▶ _Information supplied_

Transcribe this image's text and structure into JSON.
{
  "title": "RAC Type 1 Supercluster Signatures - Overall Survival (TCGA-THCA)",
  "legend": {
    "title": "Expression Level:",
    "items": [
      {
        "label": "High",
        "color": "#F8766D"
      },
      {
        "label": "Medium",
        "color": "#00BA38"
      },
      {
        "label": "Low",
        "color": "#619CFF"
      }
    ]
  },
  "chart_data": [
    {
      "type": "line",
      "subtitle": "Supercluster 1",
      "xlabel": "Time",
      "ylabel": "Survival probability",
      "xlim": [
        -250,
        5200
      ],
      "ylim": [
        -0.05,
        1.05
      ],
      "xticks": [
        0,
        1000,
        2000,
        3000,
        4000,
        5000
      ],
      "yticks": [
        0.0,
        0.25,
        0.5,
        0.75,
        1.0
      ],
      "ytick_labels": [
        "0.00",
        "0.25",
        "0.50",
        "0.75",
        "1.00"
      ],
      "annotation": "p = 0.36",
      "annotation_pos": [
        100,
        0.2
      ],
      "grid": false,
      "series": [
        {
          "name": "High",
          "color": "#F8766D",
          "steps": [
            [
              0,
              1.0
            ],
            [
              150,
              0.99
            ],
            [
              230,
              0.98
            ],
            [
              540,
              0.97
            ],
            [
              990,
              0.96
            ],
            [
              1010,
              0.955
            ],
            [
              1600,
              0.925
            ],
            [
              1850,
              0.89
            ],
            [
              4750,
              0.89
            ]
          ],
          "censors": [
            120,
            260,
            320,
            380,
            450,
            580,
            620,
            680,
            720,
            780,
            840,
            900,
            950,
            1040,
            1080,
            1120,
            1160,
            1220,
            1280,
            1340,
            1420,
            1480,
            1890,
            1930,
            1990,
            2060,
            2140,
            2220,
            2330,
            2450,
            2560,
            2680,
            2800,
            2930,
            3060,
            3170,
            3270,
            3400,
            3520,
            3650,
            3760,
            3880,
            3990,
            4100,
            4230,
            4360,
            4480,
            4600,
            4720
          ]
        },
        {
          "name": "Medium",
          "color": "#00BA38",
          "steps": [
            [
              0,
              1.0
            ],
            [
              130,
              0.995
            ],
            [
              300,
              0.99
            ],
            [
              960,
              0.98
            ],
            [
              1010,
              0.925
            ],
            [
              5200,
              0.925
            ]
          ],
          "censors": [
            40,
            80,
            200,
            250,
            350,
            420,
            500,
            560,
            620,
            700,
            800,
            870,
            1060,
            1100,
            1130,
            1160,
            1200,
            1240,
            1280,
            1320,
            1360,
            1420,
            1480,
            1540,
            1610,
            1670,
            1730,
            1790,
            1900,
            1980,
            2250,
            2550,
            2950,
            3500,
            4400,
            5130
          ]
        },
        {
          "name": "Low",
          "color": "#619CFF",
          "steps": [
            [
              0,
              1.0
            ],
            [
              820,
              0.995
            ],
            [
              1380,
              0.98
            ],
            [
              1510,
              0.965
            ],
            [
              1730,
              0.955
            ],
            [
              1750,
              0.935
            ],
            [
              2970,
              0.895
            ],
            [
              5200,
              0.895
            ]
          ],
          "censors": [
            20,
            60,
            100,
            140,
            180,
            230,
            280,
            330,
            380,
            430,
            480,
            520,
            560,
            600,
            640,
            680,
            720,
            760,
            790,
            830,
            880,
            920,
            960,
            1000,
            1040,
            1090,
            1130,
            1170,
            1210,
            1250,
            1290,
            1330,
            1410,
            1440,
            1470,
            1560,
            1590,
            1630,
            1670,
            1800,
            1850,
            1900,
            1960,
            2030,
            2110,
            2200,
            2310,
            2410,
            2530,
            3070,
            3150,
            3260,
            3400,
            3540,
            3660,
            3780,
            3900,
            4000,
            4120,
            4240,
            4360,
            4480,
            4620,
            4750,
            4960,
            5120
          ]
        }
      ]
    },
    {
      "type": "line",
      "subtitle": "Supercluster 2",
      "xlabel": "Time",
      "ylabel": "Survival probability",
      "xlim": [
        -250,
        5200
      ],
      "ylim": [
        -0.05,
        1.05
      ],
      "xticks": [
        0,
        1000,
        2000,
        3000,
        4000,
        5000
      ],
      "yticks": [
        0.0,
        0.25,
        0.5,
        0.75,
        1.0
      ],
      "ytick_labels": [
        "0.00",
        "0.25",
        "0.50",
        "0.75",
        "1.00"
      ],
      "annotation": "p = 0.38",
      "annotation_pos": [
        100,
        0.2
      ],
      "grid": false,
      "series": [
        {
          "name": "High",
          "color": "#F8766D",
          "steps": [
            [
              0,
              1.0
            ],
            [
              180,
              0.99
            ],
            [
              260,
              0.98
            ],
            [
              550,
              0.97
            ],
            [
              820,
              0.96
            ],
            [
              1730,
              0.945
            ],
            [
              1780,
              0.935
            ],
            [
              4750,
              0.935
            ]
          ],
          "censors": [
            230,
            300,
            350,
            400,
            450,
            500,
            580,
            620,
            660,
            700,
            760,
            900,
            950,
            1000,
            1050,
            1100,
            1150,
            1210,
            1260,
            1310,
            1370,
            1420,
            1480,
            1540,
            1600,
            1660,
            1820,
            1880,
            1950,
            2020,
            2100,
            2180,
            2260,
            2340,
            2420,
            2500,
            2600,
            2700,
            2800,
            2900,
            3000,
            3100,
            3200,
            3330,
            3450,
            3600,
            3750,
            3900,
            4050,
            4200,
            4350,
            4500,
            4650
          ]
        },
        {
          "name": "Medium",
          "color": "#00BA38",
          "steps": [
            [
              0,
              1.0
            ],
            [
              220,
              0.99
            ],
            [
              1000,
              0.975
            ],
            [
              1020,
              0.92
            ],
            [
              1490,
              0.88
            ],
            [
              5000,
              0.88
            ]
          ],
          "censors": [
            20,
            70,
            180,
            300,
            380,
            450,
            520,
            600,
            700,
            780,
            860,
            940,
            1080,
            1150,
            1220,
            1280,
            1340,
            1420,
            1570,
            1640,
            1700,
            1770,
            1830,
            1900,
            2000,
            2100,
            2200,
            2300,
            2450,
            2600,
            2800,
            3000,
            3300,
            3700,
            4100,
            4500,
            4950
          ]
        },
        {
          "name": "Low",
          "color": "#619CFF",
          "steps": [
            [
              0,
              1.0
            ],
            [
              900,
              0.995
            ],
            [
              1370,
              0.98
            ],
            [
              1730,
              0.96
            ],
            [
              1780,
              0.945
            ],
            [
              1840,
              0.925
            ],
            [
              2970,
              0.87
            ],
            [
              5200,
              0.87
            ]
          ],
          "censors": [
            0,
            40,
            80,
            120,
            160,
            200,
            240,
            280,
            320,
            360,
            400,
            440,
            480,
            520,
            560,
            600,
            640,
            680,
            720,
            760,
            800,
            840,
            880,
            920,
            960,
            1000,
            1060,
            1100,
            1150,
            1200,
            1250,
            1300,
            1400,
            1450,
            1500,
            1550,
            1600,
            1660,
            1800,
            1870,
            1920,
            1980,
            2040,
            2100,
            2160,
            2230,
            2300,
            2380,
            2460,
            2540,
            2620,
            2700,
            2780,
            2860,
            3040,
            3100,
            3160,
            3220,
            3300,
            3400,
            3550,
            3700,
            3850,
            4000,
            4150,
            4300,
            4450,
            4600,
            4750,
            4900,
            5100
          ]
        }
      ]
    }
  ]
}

▶ _What to do_
Nothing in the data may differ; print all of it exactly as written.

▶ _Exercise response_
Transcribe this image's text and structure into JSON.
{
  "title": "RAC Type 1 Supercluster Signatures - Overall Survival (TCGA-THCA)",
  "legend": {
    "title": "Expression Level:",
    "items": [
      {
        "label": "High",
        "color": "#F8766D"
      },
      {
        "label": "Medium",
        "color": "#00BA38"
      },
      {
        "label": "Low",
        "color": "#619CFF"
      }
    ]
  },
  "chart_data": [
    {
      "type": "line",
      "subtitle": "Supercluster 1",
      "xlabel": "Time",
      "ylabel": "Survival probability",
      "xlim": [
        -250,
        5200
      ],
      "ylim": [
        -0.05,
        1.05
      ],
      "xticks": [
        0,
        1000,
        2000,
        3000,
        4000,
        5000
      ],
      "yticks": [
        0.0,
        0.25,
        0.5,
        0.75,
        1.0
      ],
      "ytick_labels": [
        "0.00",
        "0.25",
        "0.50",
        "0.75",
        "1.00"
      ],
      "annotation": "p = 0.36",
      "annotation_pos": [
        100,
        0.2
      ],
      "grid": false,
      "series": [
        {
          "name": "High",
          "color": "#F8766D",
          "steps": [
            [
              0,
              1.0
            ],
            [
              150,
              0.99
            ],
            [
              230,
              0.98
            ],
            [
              540,
              0.97
            ],
            [
              990,
              0.96
            ],
            [
              1010,
              0.955
            ],
            [
              1600,
              0.925
            ],
            [
              1850,
              0.89
            ],
            [
              4750,
              0.89
            ]
          ],
          "censors": [
            120,
            260,
            320,
            380,
            450,
            580,
            620,
            680,
            720,
            780,
            840,
            900,
            950,
            1040,
            1080,
            1120,
            1160,
            1220,
            1280,
            1340,
            1420,
            1480,
            1890,
            1930,
            1990,
            2060,
            2140,
            2220,
            2330,
            2450,
            2560,
            2680,
            2800,
            2930,
            3060,
            3170,
            3270,
            3400,
            3520,
            3650,
            3760,
            3880,
            3990,
            4100,
            4230,
            4360,
            4480,
            4600,
            4720
          ]
        },
        {
          "name": "Medium",
          "color": "#00BA38",
          "steps": [
            [
              0,
              1.0
            ],
            [
              130,
              0.995
            ],
            [
              300,
              0.99
            ],
            [
              960,
              0.98
            ],
            [
              1010,
              0.925
            ],
            [
              5200,
              0.925
            ]
          ],
          "censors": [
            40,
            80,
            200,
            250,
            350,
            420,
            500,
            560,
            620,
            700,
            800,
            870,
            1060,
            1100,
            1130,
            1160,
            1200,
            1240,
            1280,
            1320,
            1360,
            1420,
            1480,
            1540,
            1610,
            1670,
            1730,
            1790,
            1900,
            1980,
            2250,
            2550,
            2950,
            3500,
            4400,
            5130
          ]
        },
        {
          "name": "Low",
          "color": "#619CFF",
          "steps": [
            [
              0,
              1.0
            ],
            [
              820,
              0.995
            ],
            [
              1380,
              0.98
            ],
            [
              1510,
              0.965
            ],
            [
              1730,
              0.955
            ],
            [
              1750,
              0.935
            ],
            [
              2970,
              0.895
            ],
            [
              5200,
              0.895
            ]
          ],
          "censors": [
            20,
            60,
            100,
            140,
            180,
            230,
            280,
            330,
            380,
            430,
            480,
            520,
            560,
            600,
            640,
            680,
            720,
            760,
            790,
            830,
            880,
            920,
            960,
            1000,
            1040,
            1090,
            1130,
            1170,
            1210,
            1250,
            1290,
            1330,
            1410,
            1440,
            1470,
            1560,
            1590,
            1630,
            1670,
            1800,
            1850,
            1900,
            1960,
            2030,
            2110,
            2200,
            2310,
            2410,
            2530,
            3070,
            3150,
            3260,
            3400,
            3540,
            3660,
            3780,
            3900,
            4000,
            4120,
            4240,
            4360,
            4480,
            4620,
            4750,
            4960,
            5120
          ]
        }
      ]
    },
    {
      "type": "line",
      "subtitle": "Supercluster 2",
      "xlabel": "Time",
      "ylabel": "Survival probability",
      "xlim": [
        -250,
        5200
      ],
      "ylim": [
        -0.05,
        1.05
      ],
      "xticks": [
        0,
        1000,
        2000,
        3000,
        4000,
        5000
      ],
      "yticks": [
        0.0,
        0.25,
        0.5,
        0.75,
        1.0
      ],
      "ytick_labels": [
        "0.00",
        "0.25",
        "0.50",
        "0.75",
        "1.00"
      ],
      "annotation": "p = 0.38",
      "annotation_pos": [
        100,
        0.2
      ],
      "grid": false,
      "series": [
        {
          "name": "High",
          "color": "#F8766D",
          "steps": [
            [
              0,
              1.0
            ],
            [
              180,
              0.99
            ],
            [
              260,
              0.98
            ],
            [
              550,
              0.97
            ],
            [
              820,
              0.96
            ],
            [
              1730,
              0.945
            ],
            [
              1780,
              0.935
            ],
            [
              4750,
              0.935
            ]
          ],
          "censors": [
            230,
            300,
            350,
            400,
            450,
            500,
            580,
            620,
            660,
            700,
            760,
            900,
            950,
            1000,
            1050,
            1100,
            1150,
            1210,
            1260,
            1310,
            1370,
            1420,
            1480,
            1540,
            1600,
            1660,
            1820,
            1880,
            1950,
            2020,
            2100,
            2180,
            2260,
            2340,
            2420,
            2500,
            2600,
            2700,
            2800,
            2900,
            3000,
            3100,
            3200,
            3330,
            3450,
            3600,
            3750,
            3900,
            4050,
            4200,
            4350,
            4500,
            4650
          ]
        },
        {
          "name": "Medium",
          "color": "#00BA38",
          "steps": [
            [
              0,
              1.0
            ],
            [
              220,
              0.99
            ],
            [
              1000,
              0.975
            ],
            [
              1020,
              0.92
            ],
            [
              1490,
              0.88
            ],
            [
              5000,
              0.88
            ]
          ],
          "censors": [
            20,
            70,
            180,
            300,
            380,
            450,
            520,
            600,
            700,
            780,
            860,
            940,
            1080,
            1150,
            1220,
            1280,
            1340,
            1420,
            1570,
            1640,
            1700,
            1770,
            1830,
            1900,
            2000,
            2100,
            2200,
            2300,
            2450,
            2600,
            2800,
            3000,
            3300,
            3700,
            4100,
            4500,
            4950
          ]
        },
        {
          "name": "Low",
          "color": "#619CFF",
          "steps": [
            [
              0,
              1.0
            ],
            [
              900,
              0.995
            ],
            [
              1370,
              0.98
            ],
            [
              1730,
              0.96
            ],
            [
              1780,
              0.945
            ],
            [
              1840,
              0.925
            ],
            [
              2970,
              0.87
            ],
            [
              5200,
              0.87
            ]
          ],
          "censors": [
            0,
            40,
            80,
            120,
            160,
            200,
            240,
            280,
            320,
            360,
            400,
            440,
            480,
            520,
            560,
            600,
            640,
            680,
            720,
            760,
            800,
            840,
            880,
            920,
            960,
            1000,
            1060,
            1100,
            1150,
            1200,
            1250,
            1300,
            1400,
            1450,
            1500,
            1550,
            1600,
            1660,
            1800,
            1870,
            1920,
            1980,
            2040,
            2100,
            2160,
            2230,
            2300,
            2380,
            2460,
            2540,
            2620,
            2700,
            2780,
            2860,
            3040,
            3100,
            3160,
            3220,
            3300,
            3400,
            3550,
            3700,
            3850,
            4000,
            4150,
            4300,
            4450,
            4600,
            4750,
            4900,
            5100
          ]
        }
      ]
    }
  ]
}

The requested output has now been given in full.